Você se lembra, ó histriônico leitor, daquela cena do filme ``O Sentido da Vida", do Monty Python, em que uma equipe da saúde pública entra na casa de um cidadão e extirpa-lhe o fígado a sangue frio só porque na ficha do hospital consta que ele deveria doar o órgão naquele dia?
O esquete é uma sátira à burocracia governamental inglesa, mas em terras tapuias pode vir a ser mais do que uma ridicularização da realidade.
Sou favorável à doação de órgãos. Doei até uma de minhas córneas -a outra só doaria aos frequentadores do Café Cancun, uma vez que foi inteiramente retalhada em um acidente.
Quem desejar ter os órgãos pululando em outro ser após o esperado encontro com o Criador, que usufrua do direito, regulamentado por lei, de se tornar doador para transplantes.
Dito isto, sinto-me à vontade para afirmar que, caso essa lei em tramitação no Congresso transforme automaticamente todos os brasileiros em doadores, não hesitarei em mandar tatuar na testa a seguinte frase: ``Não dôo, não dôo e não dôo".
Pela lei atual deve-se expressar em vida o desejo de doar órgãos. A nova lei propõe o oposto: quem não quer doar que se manifeste.

(ENTRADAS FORNECIDAS)
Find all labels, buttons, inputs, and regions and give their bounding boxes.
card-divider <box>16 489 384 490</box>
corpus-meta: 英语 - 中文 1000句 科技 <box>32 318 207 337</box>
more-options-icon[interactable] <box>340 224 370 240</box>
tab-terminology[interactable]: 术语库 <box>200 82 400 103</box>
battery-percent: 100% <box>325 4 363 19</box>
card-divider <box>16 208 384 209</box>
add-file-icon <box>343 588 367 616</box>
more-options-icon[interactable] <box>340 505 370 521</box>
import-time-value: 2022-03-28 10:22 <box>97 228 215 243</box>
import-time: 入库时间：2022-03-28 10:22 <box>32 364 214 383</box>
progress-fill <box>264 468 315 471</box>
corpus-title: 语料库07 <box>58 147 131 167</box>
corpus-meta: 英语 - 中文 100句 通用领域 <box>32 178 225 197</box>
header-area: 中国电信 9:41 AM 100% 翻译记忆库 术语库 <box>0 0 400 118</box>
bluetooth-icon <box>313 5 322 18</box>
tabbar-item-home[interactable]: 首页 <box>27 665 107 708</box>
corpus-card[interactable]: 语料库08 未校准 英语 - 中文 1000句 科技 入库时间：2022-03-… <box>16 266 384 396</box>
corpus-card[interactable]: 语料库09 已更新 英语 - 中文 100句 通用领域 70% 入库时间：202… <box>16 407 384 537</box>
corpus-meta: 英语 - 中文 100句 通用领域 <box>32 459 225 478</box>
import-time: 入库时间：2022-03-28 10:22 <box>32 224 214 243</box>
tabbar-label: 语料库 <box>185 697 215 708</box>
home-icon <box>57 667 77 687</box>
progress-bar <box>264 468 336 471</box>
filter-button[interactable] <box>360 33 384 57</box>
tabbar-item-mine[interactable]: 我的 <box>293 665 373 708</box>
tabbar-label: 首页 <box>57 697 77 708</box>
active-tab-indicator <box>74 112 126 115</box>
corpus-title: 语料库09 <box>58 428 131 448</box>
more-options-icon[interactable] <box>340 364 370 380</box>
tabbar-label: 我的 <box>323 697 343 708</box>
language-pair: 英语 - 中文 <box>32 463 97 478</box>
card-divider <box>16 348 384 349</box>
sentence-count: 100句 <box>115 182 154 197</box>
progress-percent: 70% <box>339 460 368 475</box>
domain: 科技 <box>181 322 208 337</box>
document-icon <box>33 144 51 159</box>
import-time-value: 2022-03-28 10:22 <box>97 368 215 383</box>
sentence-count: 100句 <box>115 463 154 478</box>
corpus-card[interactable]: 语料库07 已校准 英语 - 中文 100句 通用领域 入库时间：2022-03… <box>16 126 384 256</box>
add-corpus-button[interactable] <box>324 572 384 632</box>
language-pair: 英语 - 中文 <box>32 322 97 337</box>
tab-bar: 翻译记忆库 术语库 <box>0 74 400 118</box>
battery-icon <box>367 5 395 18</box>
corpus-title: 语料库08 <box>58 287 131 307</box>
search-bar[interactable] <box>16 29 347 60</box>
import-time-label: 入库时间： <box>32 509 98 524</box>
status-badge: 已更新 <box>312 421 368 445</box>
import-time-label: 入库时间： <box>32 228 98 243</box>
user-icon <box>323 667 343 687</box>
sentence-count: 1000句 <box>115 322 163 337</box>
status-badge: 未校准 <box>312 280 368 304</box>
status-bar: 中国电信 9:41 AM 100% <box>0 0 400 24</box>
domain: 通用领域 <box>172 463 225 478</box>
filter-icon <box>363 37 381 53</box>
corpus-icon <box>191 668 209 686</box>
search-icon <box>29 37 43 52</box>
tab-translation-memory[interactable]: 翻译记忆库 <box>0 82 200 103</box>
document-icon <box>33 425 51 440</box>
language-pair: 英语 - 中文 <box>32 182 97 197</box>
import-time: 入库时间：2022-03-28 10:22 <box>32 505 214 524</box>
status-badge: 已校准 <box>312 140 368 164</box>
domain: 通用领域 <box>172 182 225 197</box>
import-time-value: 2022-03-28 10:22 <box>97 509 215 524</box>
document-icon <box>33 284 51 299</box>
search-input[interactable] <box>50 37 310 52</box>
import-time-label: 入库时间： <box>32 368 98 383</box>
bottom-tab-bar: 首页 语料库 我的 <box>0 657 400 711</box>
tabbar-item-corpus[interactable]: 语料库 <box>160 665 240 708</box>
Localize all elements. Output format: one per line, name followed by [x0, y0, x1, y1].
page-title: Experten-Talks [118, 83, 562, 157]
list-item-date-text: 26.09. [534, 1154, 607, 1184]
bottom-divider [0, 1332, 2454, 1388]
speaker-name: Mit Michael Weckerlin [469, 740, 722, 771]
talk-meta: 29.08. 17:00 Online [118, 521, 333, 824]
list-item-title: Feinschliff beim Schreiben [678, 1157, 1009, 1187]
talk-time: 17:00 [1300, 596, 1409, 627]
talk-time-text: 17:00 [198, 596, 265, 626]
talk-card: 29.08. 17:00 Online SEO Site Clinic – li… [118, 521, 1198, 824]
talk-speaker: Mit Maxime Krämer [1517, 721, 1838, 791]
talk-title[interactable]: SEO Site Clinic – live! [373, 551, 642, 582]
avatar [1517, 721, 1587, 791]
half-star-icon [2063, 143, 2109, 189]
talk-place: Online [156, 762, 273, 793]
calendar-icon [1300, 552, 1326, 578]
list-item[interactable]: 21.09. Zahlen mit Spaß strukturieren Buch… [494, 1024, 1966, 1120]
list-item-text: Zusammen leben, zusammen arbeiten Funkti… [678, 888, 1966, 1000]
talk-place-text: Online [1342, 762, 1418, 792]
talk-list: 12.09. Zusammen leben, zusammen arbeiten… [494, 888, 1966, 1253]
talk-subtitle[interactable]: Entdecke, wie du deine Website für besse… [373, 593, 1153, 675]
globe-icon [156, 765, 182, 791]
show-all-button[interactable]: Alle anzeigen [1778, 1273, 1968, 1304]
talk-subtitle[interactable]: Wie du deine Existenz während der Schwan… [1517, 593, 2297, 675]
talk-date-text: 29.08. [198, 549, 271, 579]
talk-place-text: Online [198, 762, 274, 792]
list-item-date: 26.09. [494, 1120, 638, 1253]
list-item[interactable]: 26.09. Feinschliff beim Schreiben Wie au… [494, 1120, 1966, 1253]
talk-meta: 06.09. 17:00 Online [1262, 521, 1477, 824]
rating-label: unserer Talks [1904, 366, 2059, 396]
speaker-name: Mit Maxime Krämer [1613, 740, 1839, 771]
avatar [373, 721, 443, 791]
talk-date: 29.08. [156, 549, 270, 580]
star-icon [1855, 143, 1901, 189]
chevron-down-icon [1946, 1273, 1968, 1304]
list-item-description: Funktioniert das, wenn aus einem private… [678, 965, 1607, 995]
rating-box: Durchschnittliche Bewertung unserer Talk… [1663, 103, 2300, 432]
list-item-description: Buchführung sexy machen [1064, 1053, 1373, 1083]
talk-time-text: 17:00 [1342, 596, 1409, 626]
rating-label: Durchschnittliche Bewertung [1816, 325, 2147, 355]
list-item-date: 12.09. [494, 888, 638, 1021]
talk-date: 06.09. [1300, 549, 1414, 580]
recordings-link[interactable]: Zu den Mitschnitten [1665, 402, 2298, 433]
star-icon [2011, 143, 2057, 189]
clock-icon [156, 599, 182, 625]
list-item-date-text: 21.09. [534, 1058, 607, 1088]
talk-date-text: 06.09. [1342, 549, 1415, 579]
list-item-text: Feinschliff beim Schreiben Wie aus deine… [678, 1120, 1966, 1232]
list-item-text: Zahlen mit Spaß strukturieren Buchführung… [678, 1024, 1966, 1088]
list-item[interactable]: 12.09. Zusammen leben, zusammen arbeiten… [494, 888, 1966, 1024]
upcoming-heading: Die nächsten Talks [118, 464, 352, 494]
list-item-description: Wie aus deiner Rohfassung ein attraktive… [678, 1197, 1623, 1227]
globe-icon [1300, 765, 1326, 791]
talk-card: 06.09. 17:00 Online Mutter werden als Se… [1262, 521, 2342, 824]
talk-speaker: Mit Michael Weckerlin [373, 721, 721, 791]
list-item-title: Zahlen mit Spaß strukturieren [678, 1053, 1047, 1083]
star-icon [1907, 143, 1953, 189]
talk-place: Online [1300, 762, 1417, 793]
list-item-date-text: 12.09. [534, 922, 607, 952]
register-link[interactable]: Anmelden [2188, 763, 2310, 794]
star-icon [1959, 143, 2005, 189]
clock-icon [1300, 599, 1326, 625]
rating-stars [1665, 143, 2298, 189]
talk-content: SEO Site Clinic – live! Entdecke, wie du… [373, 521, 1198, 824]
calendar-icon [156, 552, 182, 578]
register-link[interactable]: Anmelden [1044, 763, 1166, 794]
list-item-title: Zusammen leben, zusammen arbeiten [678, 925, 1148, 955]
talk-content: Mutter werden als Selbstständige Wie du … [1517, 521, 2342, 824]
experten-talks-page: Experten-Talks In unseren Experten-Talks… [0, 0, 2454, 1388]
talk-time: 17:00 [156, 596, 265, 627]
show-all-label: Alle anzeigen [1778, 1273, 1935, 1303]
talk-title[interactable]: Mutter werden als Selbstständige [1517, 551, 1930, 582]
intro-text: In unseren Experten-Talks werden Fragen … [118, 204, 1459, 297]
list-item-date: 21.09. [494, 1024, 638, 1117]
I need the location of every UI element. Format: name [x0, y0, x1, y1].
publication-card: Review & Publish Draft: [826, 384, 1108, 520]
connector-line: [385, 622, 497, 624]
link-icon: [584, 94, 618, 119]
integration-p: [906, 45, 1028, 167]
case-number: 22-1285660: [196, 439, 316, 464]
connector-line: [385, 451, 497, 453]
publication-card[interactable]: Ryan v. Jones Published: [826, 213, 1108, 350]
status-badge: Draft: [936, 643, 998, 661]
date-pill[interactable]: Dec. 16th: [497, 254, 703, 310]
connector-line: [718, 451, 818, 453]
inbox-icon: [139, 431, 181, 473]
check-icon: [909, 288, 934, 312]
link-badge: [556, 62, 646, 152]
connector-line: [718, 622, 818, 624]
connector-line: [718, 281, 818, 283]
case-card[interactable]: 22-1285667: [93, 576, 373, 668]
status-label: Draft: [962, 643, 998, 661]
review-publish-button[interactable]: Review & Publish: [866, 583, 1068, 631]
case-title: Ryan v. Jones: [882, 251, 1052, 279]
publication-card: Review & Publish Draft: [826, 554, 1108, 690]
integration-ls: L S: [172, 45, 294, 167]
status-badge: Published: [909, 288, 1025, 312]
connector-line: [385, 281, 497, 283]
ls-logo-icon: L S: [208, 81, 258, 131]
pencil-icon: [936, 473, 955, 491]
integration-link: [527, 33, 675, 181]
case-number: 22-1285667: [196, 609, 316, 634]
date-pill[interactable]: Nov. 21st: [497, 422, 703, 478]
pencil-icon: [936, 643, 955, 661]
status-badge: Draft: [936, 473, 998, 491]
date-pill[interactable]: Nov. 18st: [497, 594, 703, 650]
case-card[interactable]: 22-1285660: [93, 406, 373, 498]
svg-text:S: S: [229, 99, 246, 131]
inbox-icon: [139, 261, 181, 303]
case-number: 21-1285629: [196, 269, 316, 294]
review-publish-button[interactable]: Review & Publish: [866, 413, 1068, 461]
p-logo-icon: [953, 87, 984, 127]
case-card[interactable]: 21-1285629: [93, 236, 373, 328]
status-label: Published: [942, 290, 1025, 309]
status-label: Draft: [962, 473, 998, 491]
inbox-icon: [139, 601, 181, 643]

(O QUE FAZER)
**1.** No trecho sobre a doação de órgãos, o que a lei atual exige de quem deseja doar?
**2.** Dê a continuação do trecho sobre a doação de órgãos, começando logo depois da última frase apresentada.

(RESPOSTAS ESCRITAS)
**1.** Pela lei atual, é preciso expressar em vida o desejo de doar órgãos.

**2.**
A inversão é, no mínimo, discutível. Em um país com fendas intransponíveis dividindo ricos e pobres, pode-se prever o pior: o pedreiro foi parar no posto de saúde depois de se ralar caindo do andaime? Dá-lhe uma paulada e manda o coração dele para o abastado que está na lista do transplante. O atropelado entrou inconsciente no pronto-socorro? Pois que se extraiam seus rins para envio imediato ao hospital particular.
E o que dizer daquele lado podre da polícia? Será que os maus policiais não iriam passar a abastecer os núcleos de transplante com órgãos de ``bandidos" caçados na periferia?
Claro, nos últimos anos a medicina avançou, e muito, na área dos transplantes. O aumento no número de doadores se faz uma necessidade premente. Mas, em vez de radicalizar e perder tempo mudando uma lei que se equipara às existentes em países desenvolvidos, por que não avançar passo a passo com campanhas que incentivem a população a doar?